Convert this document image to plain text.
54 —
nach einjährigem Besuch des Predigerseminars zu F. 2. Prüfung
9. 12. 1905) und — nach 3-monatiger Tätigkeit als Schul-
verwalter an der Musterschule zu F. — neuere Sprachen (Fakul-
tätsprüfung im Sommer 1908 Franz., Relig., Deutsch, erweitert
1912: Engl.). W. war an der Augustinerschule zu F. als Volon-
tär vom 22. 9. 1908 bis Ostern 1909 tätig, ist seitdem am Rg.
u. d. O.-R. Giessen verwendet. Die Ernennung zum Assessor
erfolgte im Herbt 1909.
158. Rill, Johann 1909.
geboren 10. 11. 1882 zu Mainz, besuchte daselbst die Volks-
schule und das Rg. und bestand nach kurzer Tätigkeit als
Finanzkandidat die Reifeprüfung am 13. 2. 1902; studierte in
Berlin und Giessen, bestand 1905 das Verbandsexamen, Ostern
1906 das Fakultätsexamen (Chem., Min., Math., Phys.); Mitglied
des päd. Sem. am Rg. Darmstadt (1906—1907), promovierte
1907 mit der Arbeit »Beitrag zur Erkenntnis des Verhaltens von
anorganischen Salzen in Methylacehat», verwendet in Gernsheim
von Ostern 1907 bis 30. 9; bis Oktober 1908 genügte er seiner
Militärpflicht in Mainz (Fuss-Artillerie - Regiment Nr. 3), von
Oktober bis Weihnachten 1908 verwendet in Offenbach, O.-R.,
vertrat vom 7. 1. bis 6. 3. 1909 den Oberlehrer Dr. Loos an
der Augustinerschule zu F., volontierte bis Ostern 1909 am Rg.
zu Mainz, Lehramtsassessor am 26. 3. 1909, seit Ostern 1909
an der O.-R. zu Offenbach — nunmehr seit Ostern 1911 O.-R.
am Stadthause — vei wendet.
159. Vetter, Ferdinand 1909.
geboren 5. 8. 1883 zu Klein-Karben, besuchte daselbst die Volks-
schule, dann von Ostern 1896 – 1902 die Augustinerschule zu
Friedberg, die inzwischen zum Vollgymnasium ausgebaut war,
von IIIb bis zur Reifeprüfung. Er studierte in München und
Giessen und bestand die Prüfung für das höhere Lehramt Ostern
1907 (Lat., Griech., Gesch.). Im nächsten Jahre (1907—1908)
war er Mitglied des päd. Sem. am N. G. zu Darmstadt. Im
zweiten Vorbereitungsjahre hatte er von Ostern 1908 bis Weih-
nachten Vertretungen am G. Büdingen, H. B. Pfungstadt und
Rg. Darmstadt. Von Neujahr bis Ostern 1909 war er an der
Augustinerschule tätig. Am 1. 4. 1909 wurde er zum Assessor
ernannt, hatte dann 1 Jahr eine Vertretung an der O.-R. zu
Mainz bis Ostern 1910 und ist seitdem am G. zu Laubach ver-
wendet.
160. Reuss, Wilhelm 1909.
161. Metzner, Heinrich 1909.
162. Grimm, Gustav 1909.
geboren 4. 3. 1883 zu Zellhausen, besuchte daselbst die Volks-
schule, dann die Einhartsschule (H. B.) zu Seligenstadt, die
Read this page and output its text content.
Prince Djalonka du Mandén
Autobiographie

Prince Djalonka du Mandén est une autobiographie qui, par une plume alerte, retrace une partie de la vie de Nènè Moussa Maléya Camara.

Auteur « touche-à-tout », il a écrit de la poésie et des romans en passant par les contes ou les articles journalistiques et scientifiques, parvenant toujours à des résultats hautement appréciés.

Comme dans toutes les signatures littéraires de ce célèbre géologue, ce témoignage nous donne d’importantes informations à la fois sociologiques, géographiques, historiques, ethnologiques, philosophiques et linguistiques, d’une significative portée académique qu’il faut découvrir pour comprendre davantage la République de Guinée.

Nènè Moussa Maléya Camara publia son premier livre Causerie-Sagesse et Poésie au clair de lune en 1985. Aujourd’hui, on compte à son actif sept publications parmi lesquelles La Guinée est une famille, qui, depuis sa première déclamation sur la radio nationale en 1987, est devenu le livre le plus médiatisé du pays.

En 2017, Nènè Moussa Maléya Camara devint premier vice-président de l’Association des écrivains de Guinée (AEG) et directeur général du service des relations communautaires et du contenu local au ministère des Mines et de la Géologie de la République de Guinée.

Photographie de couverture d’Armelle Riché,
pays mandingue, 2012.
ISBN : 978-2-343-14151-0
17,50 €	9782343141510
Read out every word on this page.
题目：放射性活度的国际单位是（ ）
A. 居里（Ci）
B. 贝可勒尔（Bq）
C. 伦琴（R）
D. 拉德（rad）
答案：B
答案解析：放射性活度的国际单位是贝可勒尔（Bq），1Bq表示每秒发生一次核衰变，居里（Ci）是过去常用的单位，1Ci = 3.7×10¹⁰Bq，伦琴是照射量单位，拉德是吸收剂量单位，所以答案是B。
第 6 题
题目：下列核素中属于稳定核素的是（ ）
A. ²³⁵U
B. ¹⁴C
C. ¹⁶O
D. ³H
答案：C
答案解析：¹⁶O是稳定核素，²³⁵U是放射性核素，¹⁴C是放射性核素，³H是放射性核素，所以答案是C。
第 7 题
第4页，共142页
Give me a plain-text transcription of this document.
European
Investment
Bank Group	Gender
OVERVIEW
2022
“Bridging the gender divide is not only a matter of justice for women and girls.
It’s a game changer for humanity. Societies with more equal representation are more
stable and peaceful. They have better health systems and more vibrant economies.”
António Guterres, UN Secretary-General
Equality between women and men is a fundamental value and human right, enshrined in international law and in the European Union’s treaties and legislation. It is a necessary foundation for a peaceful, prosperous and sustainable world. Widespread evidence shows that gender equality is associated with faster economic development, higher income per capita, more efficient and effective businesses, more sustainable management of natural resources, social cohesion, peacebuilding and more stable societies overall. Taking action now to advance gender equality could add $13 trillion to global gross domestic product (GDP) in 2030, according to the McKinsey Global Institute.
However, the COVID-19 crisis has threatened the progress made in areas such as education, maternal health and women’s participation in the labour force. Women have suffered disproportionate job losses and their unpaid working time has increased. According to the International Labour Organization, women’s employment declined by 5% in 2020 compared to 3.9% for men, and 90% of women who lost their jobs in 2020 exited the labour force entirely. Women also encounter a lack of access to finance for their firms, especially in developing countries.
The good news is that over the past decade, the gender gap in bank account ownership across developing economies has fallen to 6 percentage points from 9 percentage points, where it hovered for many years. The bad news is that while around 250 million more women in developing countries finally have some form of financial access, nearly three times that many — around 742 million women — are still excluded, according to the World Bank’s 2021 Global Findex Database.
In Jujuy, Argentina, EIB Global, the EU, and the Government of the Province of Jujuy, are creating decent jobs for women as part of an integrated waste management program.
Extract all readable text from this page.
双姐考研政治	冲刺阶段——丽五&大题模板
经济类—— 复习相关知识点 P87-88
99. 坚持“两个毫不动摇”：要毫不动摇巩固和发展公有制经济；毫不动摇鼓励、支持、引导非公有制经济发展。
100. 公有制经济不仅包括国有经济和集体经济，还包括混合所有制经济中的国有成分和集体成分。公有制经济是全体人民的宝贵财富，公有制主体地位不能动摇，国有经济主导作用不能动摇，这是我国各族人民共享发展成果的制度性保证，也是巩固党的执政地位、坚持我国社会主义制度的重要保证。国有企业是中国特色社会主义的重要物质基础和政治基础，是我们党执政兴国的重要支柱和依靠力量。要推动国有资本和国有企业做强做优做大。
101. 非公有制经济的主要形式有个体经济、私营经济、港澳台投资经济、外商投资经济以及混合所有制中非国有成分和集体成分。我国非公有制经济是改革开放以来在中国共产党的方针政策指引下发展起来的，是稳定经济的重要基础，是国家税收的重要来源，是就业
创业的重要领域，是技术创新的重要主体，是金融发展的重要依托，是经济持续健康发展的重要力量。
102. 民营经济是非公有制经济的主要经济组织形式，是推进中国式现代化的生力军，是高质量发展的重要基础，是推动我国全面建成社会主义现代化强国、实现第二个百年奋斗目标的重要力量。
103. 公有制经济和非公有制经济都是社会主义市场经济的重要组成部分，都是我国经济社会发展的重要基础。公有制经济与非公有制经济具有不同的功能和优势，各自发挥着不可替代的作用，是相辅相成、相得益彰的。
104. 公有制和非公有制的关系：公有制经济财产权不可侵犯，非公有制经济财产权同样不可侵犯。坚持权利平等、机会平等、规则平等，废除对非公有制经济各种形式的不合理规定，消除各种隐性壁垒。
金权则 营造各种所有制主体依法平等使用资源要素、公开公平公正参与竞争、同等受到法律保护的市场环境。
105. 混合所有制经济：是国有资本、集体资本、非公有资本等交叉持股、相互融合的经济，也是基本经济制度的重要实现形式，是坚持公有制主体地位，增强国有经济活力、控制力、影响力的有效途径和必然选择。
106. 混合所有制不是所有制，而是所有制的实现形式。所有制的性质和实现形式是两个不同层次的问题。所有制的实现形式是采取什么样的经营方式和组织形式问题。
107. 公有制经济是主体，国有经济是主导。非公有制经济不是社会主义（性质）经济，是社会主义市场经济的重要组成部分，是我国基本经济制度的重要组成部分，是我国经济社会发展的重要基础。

· · · · · · ·

What to do: Pick out each line in the material containing "document".

Answer to this exercise:
Convert this document image to plain text.
Give me a plain-text transcription of this document.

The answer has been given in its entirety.